PROBLEM DETAILS: From the listing, collect all lines containing the word "trips".

** START RECORDED INFORMATION **

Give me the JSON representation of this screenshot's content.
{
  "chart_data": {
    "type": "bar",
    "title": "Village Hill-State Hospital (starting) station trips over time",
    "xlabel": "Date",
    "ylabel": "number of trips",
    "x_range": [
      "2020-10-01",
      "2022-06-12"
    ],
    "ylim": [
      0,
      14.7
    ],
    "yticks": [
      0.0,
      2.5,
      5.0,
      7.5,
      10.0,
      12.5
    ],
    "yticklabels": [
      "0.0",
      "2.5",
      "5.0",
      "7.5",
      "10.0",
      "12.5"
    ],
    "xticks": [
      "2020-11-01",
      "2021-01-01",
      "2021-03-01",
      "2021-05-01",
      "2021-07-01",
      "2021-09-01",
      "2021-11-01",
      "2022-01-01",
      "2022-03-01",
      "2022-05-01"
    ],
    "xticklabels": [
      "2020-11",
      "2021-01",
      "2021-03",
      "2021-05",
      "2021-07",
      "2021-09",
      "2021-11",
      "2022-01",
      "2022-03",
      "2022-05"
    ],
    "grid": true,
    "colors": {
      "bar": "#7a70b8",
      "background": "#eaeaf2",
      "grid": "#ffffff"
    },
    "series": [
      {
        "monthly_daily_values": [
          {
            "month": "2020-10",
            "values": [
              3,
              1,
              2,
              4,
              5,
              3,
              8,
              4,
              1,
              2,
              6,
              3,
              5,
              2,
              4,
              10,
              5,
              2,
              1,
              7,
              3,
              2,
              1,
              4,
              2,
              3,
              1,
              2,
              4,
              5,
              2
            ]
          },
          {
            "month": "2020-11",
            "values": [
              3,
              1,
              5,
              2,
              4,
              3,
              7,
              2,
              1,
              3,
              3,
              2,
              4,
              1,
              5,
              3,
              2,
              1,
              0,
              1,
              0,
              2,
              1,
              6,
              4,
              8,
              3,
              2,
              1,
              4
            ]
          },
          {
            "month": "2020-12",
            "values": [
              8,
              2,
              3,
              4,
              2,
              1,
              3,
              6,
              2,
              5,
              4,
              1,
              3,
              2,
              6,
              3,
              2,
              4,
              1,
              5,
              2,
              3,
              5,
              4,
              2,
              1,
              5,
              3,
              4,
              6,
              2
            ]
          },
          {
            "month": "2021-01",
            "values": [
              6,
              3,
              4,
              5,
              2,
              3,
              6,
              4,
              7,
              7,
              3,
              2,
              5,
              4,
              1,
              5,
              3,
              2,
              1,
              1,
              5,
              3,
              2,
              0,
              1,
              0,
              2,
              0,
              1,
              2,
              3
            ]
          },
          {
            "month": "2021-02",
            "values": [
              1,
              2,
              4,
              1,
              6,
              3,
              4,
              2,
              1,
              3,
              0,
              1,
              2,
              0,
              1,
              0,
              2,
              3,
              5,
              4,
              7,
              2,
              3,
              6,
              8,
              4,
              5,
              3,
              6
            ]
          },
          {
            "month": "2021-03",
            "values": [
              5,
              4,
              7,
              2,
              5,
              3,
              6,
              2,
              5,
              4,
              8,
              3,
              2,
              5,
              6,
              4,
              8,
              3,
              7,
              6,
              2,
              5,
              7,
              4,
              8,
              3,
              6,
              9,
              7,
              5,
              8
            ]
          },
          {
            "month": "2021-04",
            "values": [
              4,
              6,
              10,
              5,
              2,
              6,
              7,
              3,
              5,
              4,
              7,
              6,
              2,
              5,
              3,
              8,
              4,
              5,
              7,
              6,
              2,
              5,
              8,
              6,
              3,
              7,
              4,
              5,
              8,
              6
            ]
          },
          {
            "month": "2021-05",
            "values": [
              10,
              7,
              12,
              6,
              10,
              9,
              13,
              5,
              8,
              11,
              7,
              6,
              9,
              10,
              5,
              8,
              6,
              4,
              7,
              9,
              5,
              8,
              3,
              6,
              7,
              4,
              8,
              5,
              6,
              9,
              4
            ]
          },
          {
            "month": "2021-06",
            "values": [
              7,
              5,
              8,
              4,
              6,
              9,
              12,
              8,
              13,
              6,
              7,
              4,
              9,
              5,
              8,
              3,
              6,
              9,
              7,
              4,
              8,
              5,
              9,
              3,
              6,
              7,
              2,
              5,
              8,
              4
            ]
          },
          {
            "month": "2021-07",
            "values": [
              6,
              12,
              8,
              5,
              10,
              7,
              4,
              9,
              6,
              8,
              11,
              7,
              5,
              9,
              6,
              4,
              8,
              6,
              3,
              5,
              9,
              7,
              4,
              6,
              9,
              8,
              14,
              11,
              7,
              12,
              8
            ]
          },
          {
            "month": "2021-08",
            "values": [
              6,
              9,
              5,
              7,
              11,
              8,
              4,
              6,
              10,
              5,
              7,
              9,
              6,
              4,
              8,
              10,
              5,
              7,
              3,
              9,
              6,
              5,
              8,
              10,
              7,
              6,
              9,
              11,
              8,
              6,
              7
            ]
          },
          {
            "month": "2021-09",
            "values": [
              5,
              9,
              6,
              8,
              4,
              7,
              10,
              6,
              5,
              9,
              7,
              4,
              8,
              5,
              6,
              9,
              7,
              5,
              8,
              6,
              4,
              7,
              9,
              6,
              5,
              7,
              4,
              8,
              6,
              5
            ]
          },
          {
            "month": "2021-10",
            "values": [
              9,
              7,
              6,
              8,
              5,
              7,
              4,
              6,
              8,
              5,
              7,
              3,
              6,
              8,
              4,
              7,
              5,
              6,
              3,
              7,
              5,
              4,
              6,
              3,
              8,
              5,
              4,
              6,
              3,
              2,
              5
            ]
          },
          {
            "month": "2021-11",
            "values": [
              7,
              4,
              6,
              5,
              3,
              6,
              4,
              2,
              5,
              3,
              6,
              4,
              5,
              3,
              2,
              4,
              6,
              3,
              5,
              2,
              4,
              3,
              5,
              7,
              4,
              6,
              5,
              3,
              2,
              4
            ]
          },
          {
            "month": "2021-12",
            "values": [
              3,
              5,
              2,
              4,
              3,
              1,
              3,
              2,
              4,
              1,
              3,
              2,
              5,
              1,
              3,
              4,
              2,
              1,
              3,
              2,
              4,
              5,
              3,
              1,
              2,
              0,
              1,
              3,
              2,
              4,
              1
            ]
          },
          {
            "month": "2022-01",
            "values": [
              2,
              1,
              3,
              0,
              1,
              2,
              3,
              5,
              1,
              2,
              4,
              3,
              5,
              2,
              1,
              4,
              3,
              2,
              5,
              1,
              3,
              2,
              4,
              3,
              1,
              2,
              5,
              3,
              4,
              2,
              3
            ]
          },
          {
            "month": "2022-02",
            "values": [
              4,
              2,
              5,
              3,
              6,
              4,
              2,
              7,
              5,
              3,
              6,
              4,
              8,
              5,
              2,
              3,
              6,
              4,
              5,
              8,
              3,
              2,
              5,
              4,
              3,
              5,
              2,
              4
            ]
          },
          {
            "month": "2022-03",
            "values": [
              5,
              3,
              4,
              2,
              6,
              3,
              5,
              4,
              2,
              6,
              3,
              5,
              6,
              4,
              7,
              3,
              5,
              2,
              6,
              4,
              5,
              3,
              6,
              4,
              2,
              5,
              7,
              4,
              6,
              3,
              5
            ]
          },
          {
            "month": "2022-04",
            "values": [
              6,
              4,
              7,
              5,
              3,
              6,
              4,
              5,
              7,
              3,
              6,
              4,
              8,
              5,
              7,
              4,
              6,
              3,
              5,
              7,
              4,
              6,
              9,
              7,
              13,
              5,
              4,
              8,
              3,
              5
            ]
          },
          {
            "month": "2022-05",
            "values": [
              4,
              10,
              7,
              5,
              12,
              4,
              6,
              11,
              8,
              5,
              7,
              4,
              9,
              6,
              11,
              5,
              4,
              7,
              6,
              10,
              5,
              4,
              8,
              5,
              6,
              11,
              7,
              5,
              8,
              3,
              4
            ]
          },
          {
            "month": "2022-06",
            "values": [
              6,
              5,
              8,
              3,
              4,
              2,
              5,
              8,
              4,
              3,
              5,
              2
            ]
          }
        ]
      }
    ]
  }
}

** END RECORDED INFORMATION **

FINAL RESULT:
    "title": "Village Hill-State Hospital (starting) station trips over time",
    "ylabel": "number of trips",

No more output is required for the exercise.